— begin —

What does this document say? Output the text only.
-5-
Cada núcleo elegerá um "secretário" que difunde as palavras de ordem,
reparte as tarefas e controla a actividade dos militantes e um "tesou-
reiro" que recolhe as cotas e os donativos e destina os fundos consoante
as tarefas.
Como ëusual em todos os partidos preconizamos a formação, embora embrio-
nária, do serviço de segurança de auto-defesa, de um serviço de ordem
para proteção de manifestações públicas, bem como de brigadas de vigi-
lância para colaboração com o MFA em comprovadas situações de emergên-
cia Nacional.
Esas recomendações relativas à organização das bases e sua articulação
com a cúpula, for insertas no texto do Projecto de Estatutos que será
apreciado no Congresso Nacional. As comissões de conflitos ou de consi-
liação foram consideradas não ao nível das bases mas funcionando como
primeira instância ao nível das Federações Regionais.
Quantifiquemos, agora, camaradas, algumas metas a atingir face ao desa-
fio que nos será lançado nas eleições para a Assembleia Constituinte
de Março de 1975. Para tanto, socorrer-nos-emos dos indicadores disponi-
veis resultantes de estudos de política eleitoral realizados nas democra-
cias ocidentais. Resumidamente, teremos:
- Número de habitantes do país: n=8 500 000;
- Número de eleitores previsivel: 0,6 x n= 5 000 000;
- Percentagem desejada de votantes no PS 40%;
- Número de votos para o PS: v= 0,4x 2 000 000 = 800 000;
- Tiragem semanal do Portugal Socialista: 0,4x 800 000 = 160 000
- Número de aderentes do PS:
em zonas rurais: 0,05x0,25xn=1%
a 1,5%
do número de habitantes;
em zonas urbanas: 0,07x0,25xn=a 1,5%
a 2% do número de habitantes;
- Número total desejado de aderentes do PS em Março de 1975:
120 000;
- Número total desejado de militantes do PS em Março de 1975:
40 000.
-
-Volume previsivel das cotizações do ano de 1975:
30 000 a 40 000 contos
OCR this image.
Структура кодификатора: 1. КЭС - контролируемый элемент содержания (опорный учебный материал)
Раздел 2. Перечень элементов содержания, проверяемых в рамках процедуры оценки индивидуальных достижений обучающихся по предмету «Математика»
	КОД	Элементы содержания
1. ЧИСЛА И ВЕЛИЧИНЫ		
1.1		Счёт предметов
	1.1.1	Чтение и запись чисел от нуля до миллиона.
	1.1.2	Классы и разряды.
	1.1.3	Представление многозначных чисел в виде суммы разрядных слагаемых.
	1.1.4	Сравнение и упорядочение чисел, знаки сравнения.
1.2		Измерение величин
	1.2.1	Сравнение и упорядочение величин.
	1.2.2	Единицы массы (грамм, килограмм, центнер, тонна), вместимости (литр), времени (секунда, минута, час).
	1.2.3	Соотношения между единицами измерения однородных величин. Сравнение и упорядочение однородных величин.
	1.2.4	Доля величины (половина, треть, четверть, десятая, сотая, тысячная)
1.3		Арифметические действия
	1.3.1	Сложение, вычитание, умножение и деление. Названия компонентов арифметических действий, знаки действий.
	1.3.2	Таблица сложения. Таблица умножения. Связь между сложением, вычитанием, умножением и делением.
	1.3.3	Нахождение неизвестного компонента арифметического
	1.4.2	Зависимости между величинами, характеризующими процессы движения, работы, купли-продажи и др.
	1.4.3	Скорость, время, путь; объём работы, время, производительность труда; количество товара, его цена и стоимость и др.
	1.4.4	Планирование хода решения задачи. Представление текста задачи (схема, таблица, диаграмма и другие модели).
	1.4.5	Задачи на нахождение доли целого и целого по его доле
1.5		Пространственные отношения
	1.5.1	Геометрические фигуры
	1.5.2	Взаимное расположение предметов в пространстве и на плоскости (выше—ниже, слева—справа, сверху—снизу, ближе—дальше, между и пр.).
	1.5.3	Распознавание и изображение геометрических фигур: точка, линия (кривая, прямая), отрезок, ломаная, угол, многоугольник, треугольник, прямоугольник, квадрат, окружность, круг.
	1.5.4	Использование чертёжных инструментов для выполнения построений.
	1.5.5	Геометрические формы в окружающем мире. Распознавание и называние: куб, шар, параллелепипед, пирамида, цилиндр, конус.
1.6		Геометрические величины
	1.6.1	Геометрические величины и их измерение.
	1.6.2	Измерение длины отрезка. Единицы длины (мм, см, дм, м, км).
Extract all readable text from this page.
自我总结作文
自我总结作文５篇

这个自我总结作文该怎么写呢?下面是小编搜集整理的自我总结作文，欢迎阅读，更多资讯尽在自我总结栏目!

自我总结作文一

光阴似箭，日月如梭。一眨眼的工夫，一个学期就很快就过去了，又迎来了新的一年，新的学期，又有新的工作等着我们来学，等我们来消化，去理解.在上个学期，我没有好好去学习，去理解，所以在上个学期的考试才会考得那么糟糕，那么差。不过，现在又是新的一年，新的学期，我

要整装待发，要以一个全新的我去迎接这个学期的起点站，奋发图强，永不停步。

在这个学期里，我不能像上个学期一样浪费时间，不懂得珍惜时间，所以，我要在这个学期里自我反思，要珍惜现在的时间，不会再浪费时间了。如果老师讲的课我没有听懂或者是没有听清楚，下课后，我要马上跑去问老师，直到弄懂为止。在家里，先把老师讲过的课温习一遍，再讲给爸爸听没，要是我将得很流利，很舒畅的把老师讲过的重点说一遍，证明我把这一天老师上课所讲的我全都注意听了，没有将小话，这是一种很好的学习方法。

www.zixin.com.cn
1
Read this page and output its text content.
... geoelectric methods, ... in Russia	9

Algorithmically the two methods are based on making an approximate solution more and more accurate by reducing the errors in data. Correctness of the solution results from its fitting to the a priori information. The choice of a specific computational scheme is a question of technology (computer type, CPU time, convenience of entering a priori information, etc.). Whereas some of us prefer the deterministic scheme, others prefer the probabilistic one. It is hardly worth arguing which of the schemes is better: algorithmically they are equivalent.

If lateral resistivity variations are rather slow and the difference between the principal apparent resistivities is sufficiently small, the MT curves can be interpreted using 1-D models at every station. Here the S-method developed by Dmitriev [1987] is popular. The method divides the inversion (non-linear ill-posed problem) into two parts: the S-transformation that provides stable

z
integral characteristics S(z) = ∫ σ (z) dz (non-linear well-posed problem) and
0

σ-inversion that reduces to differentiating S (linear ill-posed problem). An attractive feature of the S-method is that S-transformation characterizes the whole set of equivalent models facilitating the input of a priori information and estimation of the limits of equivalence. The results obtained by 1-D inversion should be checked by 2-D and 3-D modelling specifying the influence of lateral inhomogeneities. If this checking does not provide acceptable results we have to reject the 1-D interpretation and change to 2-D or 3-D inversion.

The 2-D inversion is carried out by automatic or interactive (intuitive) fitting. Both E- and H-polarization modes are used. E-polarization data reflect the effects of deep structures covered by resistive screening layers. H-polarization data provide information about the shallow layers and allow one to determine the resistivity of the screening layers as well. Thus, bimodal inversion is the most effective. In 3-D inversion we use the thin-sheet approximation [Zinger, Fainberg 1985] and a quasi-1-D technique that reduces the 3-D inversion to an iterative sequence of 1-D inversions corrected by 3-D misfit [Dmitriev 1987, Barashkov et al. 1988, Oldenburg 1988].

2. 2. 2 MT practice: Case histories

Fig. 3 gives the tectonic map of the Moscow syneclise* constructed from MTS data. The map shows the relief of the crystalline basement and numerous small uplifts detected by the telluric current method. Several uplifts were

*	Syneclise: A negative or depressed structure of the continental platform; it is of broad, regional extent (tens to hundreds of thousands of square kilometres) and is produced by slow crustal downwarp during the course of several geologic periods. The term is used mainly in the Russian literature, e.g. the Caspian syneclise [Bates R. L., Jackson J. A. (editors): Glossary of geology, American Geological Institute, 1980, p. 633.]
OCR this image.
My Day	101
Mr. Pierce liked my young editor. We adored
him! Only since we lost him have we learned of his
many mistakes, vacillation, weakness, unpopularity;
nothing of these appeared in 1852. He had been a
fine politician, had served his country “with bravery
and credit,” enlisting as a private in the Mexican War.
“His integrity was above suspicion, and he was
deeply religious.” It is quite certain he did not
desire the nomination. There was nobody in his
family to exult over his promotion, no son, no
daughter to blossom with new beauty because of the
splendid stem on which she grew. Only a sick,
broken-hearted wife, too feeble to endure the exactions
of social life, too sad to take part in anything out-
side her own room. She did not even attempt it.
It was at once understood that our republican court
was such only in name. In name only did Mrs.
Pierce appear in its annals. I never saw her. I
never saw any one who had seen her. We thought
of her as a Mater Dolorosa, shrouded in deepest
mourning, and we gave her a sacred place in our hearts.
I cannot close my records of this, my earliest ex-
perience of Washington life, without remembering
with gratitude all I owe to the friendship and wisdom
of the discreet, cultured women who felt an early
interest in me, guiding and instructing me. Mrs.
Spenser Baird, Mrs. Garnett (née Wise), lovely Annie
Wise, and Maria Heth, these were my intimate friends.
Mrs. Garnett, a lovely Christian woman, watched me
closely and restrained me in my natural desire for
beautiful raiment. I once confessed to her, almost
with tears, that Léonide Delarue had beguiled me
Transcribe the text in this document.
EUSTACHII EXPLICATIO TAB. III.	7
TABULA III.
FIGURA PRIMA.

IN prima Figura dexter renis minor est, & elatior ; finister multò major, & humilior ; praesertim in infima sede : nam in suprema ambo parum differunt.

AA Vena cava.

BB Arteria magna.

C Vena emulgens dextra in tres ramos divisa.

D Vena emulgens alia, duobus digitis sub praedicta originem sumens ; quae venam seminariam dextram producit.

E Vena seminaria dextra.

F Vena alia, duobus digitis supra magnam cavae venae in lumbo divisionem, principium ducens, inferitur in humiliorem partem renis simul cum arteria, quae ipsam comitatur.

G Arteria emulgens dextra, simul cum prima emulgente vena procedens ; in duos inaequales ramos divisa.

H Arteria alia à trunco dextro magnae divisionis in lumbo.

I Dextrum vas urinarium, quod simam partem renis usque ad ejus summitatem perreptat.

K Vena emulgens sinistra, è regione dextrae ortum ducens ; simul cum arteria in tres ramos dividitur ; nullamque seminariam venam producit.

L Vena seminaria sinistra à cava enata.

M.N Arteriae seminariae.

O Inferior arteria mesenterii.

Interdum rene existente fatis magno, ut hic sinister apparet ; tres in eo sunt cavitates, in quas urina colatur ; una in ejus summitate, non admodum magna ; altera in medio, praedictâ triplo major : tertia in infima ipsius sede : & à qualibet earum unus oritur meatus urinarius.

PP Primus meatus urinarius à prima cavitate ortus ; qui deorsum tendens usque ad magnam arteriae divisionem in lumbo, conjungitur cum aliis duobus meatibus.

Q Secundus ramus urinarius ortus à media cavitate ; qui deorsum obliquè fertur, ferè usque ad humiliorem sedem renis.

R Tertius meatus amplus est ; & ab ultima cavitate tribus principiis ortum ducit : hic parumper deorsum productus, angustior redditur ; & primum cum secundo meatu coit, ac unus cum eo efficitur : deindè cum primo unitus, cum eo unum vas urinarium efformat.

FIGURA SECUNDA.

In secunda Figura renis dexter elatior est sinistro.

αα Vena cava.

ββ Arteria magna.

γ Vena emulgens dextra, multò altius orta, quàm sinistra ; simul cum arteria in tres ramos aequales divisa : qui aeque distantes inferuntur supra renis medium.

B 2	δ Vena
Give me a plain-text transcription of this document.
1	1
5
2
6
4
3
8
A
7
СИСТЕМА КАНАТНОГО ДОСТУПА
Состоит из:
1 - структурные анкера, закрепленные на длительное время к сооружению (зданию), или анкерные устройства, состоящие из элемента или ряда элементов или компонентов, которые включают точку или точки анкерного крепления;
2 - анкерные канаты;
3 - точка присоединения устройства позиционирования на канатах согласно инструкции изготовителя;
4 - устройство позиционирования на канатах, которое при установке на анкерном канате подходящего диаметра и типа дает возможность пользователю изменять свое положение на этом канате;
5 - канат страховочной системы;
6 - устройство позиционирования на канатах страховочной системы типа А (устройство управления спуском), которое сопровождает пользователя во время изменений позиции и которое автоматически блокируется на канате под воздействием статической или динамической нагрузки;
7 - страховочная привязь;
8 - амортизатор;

— end —

• **Exercise goal**
Identify and copy lines that hold the string "once".

• **Exercise output**
It was at once understood that our republican court
beautiful raiment. I once confessed to her, almost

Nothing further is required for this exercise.